§ Exercise directions:
Below is a block of records; return all of them exactly, but without the images.

§ Working data:
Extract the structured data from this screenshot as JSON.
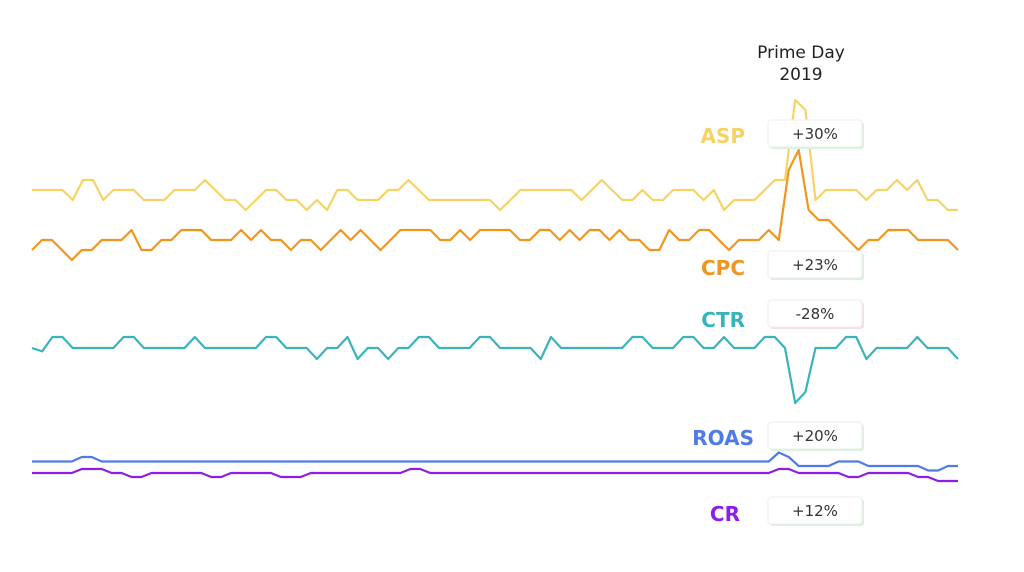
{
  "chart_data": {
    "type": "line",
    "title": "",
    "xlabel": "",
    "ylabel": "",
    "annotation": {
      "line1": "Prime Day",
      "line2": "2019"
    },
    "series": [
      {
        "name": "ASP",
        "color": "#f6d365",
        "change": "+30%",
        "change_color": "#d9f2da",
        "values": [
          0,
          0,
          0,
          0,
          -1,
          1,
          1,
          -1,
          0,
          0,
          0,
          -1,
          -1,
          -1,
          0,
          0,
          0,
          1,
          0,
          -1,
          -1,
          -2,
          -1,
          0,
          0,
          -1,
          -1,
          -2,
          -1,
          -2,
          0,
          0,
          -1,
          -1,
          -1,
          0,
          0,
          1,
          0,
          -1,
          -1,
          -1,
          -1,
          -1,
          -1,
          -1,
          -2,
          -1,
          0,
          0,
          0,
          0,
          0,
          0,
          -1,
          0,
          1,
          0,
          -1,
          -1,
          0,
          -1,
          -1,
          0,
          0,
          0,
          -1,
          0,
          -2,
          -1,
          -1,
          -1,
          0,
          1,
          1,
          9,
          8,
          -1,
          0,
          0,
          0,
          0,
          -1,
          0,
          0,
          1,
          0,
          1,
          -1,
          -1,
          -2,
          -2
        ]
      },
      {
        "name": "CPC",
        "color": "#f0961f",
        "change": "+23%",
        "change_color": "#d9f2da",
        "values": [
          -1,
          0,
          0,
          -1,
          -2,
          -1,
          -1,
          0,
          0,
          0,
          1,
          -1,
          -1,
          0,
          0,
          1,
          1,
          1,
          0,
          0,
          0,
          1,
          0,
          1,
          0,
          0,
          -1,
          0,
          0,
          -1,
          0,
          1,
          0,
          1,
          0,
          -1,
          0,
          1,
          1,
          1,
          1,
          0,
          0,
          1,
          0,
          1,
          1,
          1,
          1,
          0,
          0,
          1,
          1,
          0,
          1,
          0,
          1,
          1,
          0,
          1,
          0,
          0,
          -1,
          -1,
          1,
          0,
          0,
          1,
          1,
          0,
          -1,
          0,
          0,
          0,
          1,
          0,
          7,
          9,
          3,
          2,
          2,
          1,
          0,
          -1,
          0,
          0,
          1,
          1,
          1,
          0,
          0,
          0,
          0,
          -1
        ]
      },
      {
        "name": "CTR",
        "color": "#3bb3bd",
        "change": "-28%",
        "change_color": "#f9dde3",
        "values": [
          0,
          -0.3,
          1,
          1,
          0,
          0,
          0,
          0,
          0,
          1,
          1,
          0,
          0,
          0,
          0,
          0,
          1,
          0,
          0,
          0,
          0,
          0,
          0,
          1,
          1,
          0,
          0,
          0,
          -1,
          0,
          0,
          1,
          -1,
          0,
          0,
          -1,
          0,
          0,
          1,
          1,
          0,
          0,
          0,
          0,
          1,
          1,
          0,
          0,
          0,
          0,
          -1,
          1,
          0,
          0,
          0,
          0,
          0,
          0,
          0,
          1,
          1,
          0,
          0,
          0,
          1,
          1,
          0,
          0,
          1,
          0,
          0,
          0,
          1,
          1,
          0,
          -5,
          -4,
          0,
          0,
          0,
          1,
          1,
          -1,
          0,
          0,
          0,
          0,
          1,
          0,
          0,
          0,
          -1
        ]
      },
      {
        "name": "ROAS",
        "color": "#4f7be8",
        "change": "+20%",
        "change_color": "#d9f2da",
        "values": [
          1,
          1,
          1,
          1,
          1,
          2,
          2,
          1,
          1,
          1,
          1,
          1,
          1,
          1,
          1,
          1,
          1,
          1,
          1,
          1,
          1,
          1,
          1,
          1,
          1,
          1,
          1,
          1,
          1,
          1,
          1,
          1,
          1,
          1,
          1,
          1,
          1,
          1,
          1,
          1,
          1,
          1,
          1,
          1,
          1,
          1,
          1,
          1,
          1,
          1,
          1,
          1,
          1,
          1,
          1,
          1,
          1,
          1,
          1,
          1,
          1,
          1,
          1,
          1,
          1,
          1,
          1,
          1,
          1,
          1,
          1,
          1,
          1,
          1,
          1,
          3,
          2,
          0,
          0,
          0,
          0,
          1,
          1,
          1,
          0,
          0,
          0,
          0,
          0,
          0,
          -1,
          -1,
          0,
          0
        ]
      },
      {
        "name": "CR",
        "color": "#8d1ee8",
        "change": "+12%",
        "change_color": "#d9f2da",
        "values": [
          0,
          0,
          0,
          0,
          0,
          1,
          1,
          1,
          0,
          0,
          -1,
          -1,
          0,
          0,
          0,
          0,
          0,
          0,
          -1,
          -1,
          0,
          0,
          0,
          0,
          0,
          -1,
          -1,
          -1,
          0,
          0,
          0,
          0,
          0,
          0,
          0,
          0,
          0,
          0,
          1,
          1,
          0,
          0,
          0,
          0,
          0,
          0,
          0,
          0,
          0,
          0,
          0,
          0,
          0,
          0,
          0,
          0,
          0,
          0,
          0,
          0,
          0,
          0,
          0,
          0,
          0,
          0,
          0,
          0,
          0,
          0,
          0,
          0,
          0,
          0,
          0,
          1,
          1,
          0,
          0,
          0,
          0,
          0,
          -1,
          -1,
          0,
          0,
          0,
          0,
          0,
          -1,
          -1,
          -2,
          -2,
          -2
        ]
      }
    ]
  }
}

§ Response to the task:
Extract the structured data from this screenshot as JSON.
{
  "chart_data": {
    "type": "line",
    "title": "",
    "xlabel": "",
    "ylabel": "",
    "annotation": {
      "line1": "Prime Day",
      "line2": "2019"
    },
    "series": [
      {
        "name": "ASP",
        "color": "#f6d365",
        "change": "+30%",
        "change_color": "#d9f2da",
        "values": [
          0,
          0,
          0,
          0,
          -1,
          1,
          1,
          -1,
          0,
          0,
          0,
          -1,
          -1,
          -1,
          0,
          0,
          0,
          1,
          0,
          -1,
          -1,
          -2,
          -1,
          0,
          0,
          -1,
          -1,
          -2,
          -1,
          -2,
          0,
          0,
          -1,
          -1,
          -1,
          0,
          0,
          1,
          0,
          -1,
          -1,
          -1,
          -1,
          -1,
          -1,
          -1,
          -2,
          -1,
          0,
          0,
          0,
          0,
          0,
          0,
          -1,
          0,
          1,
          0,
          -1,
          -1,
          0,
          -1,
          -1,
          0,
          0,
          0,
          -1,
          0,
          -2,
          -1,
          -1,
          -1,
          0,
          1,
          1,
          9,
          8,
          -1,
          0,
          0,
          0,
          0,
          -1,
          0,
          0,
          1,
          0,
          1,
          -1,
          -1,
          -2,
          -2
        ]
      },
      {
        "name": "CPC",
        "color": "#f0961f",
        "change": "+23%",
        "change_color": "#d9f2da",
        "values": [
          -1,
          0,
          0,
          -1,
          -2,
          -1,
          -1,
          0,
          0,
          0,
          1,
          -1,
          -1,
          0,
          0,
          1,
          1,
          1,
          0,
          0,
          0,
          1,
          0,
          1,
          0,
          0,
          -1,
          0,
          0,
          -1,
          0,
          1,
          0,
          1,
          0,
          -1,
          0,
          1,
          1,
          1,
          1,
          0,
          0,
          1,
          0,
          1,
          1,
          1,
          1,
          0,
          0,
          1,
          1,
          0,
          1,
          0,
          1,
          1,
          0,
          1,
          0,
          0,
          -1,
          -1,
          1,
          0,
          0,
          1,
          1,
          0,
          -1,
          0,
          0,
          0,
          1,
          0,
          7,
          9,
          3,
          2,
          2,
          1,
          0,
          -1,
          0,
          0,
          1,
          1,
          1,
          0,
          0,
          0,
          0,
          -1
        ]
      },
      {
        "name": "CTR",
        "color": "#3bb3bd",
        "change": "-28%",
        "change_color": "#f9dde3",
        "values": [
          0,
          -0.3,
          1,
          1,
          0,
          0,
          0,
          0,
          0,
          1,
          1,
          0,
          0,
          0,
          0,
          0,
          1,
          0,
          0,
          0,
          0,
          0,
          0,
          1,
          1,
          0,
          0,
          0,
          -1,
          0,
          0,
          1,
          -1,
          0,
          0,
          -1,
          0,
          0,
          1,
          1,
          0,
          0,
          0,
          0,
          1,
          1,
          0,
          0,
          0,
          0,
          -1,
          1,
          0,
          0,
          0,
          0,
          0,
          0,
          0,
          1,
          1,
          0,
          0,
          0,
          1,
          1,
          0,
          0,
          1,
          0,
          0,
          0,
          1,
          1,
          0,
          -5,
          -4,
          0,
          0,
          0,
          1,
          1,
          -1,
          0,
          0,
          0,
          0,
          1,
          0,
          0,
          0,
          -1
        ]
      },
      {
        "name": "ROAS",
        "color": "#4f7be8",
        "change": "+20%",
        "change_color": "#d9f2da",
        "values": [
          1,
          1,
          1,
          1,
          1,
          2,
          2,
          1,
          1,
          1,
          1,
          1,
          1,
          1,
          1,
          1,
          1,
          1,
          1,
          1,
          1,
          1,
          1,
          1,
          1,
          1,
          1,
          1,
          1,
          1,
          1,
          1,
          1,
          1,
          1,
          1,
          1,
          1,
          1,
          1,
          1,
          1,
          1,
          1,
          1,
          1,
          1,
          1,
          1,
          1,
          1,
          1,
          1,
          1,
          1,
          1,
          1,
          1,
          1,
          1,
          1,
          1,
          1,
          1,
          1,
          1,
          1,
          1,
          1,
          1,
          1,
          1,
          1,
          1,
          1,
          3,
          2,
          0,
          0,
          0,
          0,
          1,
          1,
          1,
          0,
          0,
          0,
          0,
          0,
          0,
          -1,
          -1,
          0,
          0
        ]
      },
      {
        "name": "CR",
        "color": "#8d1ee8",
        "change": "+12%",
        "change_color": "#d9f2da",
        "values": [
          0,
          0,
          0,
          0,
          0,
          1,
          1,
          1,
          0,
          0,
          -1,
          -1,
          0,
          0,
          0,
          0,
          0,
          0,
          -1,
          -1,
          0,
          0,
          0,
          0,
          0,
          -1,
          -1,
          -1,
          0,
          0,
          0,
          0,
          0,
          0,
          0,
          0,
          0,
          0,
          1,
          1,
          0,
          0,
          0,
          0,
          0,
          0,
          0,
          0,
          0,
          0,
          0,
          0,
          0,
          0,
          0,
          0,
          0,
          0,
          0,
          0,
          0,
          0,
          0,
          0,
          0,
          0,
          0,
          0,
          0,
          0,
          0,
          0,
          0,
          0,
          0,
          1,
          1,
          0,
          0,
          0,
          0,
          0,
          -1,
          -1,
          0,
          0,
          0,
          0,
          0,
          -1,
          -1,
          -2,
          -2,
          -2
        ]
      }
    ]
  }
}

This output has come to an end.